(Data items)
-*-

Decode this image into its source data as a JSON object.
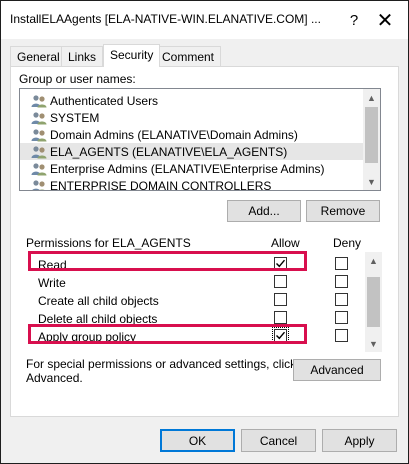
{
  "window": {
    "title": "InstallELAAgents [ELA-NATIVE-WIN.ELANATIVE.COM] ...",
    "help_glyph": "?",
    "close_glyph": "✕"
  },
  "tabs": [
    {
      "label": "General"
    },
    {
      "label": "Links"
    },
    {
      "label": "Security",
      "active": true
    },
    {
      "label": "Comment"
    }
  ],
  "groups": {
    "label": "Group or user names:",
    "items": [
      {
        "name": "Authenticated Users"
      },
      {
        "name": "SYSTEM"
      },
      {
        "name": "Domain Admins (ELANATIVE\\Domain Admins)"
      },
      {
        "name": "ELA_AGENTS (ELANATIVE\\ELA_AGENTS)",
        "selected": true
      },
      {
        "name": "Enterprise Admins (ELANATIVE\\Enterprise Admins)"
      },
      {
        "name": "ENTERPRISE DOMAIN CONTROLLERS"
      }
    ],
    "add_label": "Add...",
    "remove_label": "Remove"
  },
  "permissions": {
    "label": "Permissions for ELA_AGENTS",
    "allow_header": "Allow",
    "deny_header": "Deny",
    "rows": [
      {
        "name": "Read",
        "allow": true,
        "deny": false,
        "highlighted": true
      },
      {
        "name": "Write",
        "allow": false,
        "deny": false
      },
      {
        "name": "Create all child objects",
        "allow": false,
        "deny": false
      },
      {
        "name": "Delete all child objects",
        "allow": false,
        "deny": false
      },
      {
        "name": "Apply group policy",
        "allow": true,
        "deny": false,
        "highlighted": true,
        "focused": true
      }
    ]
  },
  "advanced": {
    "text": "For special permissions or advanced settings, click Advanced.",
    "text_line1": "For special permissions or advanced settings, click",
    "text_line2": "Advanced.",
    "button_label": "Advanced"
  },
  "footer": {
    "ok_label": "OK",
    "cancel_label": "Cancel",
    "apply_label": "Apply"
  },
  "colors": {
    "highlight": "#d80f4e",
    "focus_border": "#0078d7",
    "selection": "#e6e6e6"
  }
}
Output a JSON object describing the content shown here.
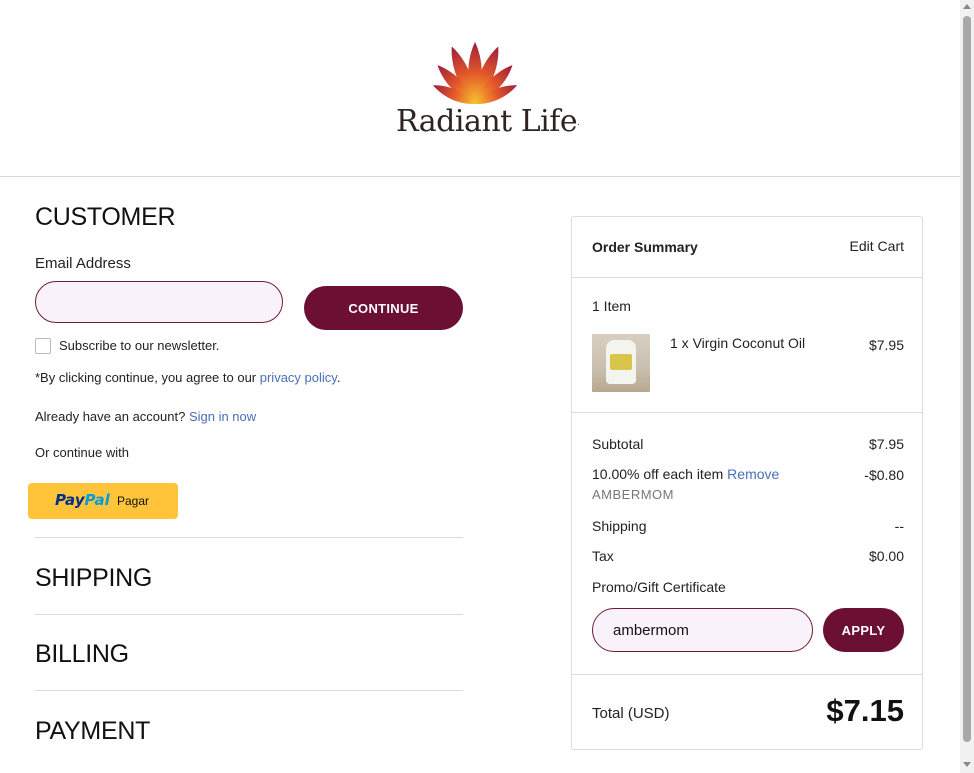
{
  "brand": {
    "logo_text": "Radiant Life",
    "logo_mark": "."
  },
  "customer": {
    "title": "CUSTOMER",
    "email_label": "Email Address",
    "email_value": "",
    "continue_label": "CONTINUE",
    "newsletter_label": "Subscribe to our newsletter.",
    "newsletter_checked": false,
    "terms_prefix": "*By clicking continue, you agree to our ",
    "terms_link": "privacy policy",
    "terms_suffix": ".",
    "account_prefix": "Already have an account? ",
    "signin_link": "Sign in now",
    "or_continue": "Or continue with",
    "paypal": {
      "pay": "Pay",
      "pal": "Pal",
      "pagar": "Pagar"
    }
  },
  "sections": {
    "shipping": "SHIPPING",
    "billing": "BILLING",
    "payment": "PAYMENT"
  },
  "summary": {
    "title": "Order Summary",
    "edit_cart": "Edit Cart",
    "item_count": "1 Item",
    "items": [
      {
        "name": "1 x Virgin Coconut Oil",
        "price": "$7.95"
      }
    ],
    "subtotal_label": "Subtotal",
    "subtotal_value": "$7.95",
    "discount_label": "10.00% off each item",
    "discount_remove": "Remove",
    "discount_code": "AMBERMOM",
    "discount_value": "-$0.80",
    "shipping_label": "Shipping",
    "shipping_value": "--",
    "tax_label": "Tax",
    "tax_value": "$0.00",
    "promo_label": "Promo/Gift Certificate",
    "promo_value": "ambermom",
    "apply_label": "APPLY",
    "total_label": "Total (USD)",
    "total_value": "$7.15"
  },
  "colors": {
    "brand": "#6b0f33",
    "link": "#4a6fb8",
    "paypal": "#ffc439",
    "input_bg": "#f9f2fa"
  }
}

-*-

* _Given task_
The data should be printed again unchanged; leave its pictures out.

* _Answer in full_
Decode this image into its source data as a JSON object.
{
  "window": {
    "title": "InstallELAAgents [ELA-NATIVE-WIN.ELANATIVE.COM] ...",
    "help_glyph": "?",
    "close_glyph": "✕"
  },
  "tabs": [
    {
      "label": "General"
    },
    {
      "label": "Links"
    },
    {
      "label": "Security",
      "active": true
    },
    {
      "label": "Comment"
    }
  ],
  "groups": {
    "label": "Group or user names:",
    "items": [
      {
        "name": "Authenticated Users"
      },
      {
        "name": "SYSTEM"
      },
      {
        "name": "Domain Admins (ELANATIVE\\Domain Admins)"
      },
      {
        "name": "ELA_AGENTS (ELANATIVE\\ELA_AGENTS)",
        "selected": true
      },
      {
        "name": "Enterprise Admins (ELANATIVE\\Enterprise Admins)"
      },
      {
        "name": "ENTERPRISE DOMAIN CONTROLLERS"
      }
    ],
    "add_label": "Add...",
    "remove_label": "Remove"
  },
  "permissions": {
    "label": "Permissions for ELA_AGENTS",
    "allow_header": "Allow",
    "deny_header": "Deny",
    "rows": [
      {
        "name": "Read",
        "allow": true,
        "deny": false,
        "highlighted": true
      },
      {
        "name": "Write",
        "allow": false,
        "deny": false
      },
      {
        "name": "Create all child objects",
        "allow": false,
        "deny": false
      },
      {
        "name": "Delete all child objects",
        "allow": false,
        "deny": false
      },
      {
        "name": "Apply group policy",
        "allow": true,
        "deny": false,
        "highlighted": true,
        "focused": true
      }
    ]
  },
  "advanced": {
    "text": "For special permissions or advanced settings, click Advanced.",
    "text_line1": "For special permissions or advanced settings, click",
    "text_line2": "Advanced.",
    "button_label": "Advanced"
  },
  "footer": {
    "ok_label": "OK",
    "cancel_label": "Cancel",
    "apply_label": "Apply"
  },
  "colors": {
    "highlight": "#d80f4e",
    "focus_border": "#0078d7",
    "selection": "#e6e6e6"
  }
}
Output a JSON object describing the content shown here.
{
  "brand": {
    "logo_text": "Radiant Life",
    "logo_mark": "."
  },
  "customer": {
    "title": "CUSTOMER",
    "email_label": "Email Address",
    "email_value": "",
    "continue_label": "CONTINUE",
    "newsletter_label": "Subscribe to our newsletter.",
    "newsletter_checked": false,
    "terms_prefix": "*By clicking continue, you agree to our ",
    "terms_link": "privacy policy",
    "terms_suffix": ".",
    "account_prefix": "Already have an account? ",
    "signin_link": "Sign in now",
    "or_continue": "Or continue with",
    "paypal": {
      "pay": "Pay",
      "pal": "Pal",
      "pagar": "Pagar"
    }
  },
  "sections": {
    "shipping": "SHIPPING",
    "billing": "BILLING",
    "payment": "PAYMENT"
  },
  "summary": {
    "title": "Order Summary",
    "edit_cart": "Edit Cart",
    "item_count": "1 Item",
    "items": [
      {
        "name": "1 x Virgin Coconut Oil",
        "price": "$7.95"
      }
    ],
    "subtotal_label": "Subtotal",
    "subtotal_value": "$7.95",
    "discount_label": "10.00% off each item",
    "discount_remove": "Remove",
    "discount_code": "AMBERMOM",
    "discount_value": "-$0.80",
    "shipping_label": "Shipping",
    "shipping_value": "--",
    "tax_label": "Tax",
    "tax_value": "$0.00",
    "promo_label": "Promo/Gift Certificate",
    "promo_value": "ambermom",
    "apply_label": "APPLY",
    "total_label": "Total (USD)",
    "total_value": "$7.15"
  },
  "colors": {
    "brand": "#6b0f33",
    "link": "#4a6fb8",
    "paypal": "#ffc439",
    "input_bg": "#f9f2fa"
  }
}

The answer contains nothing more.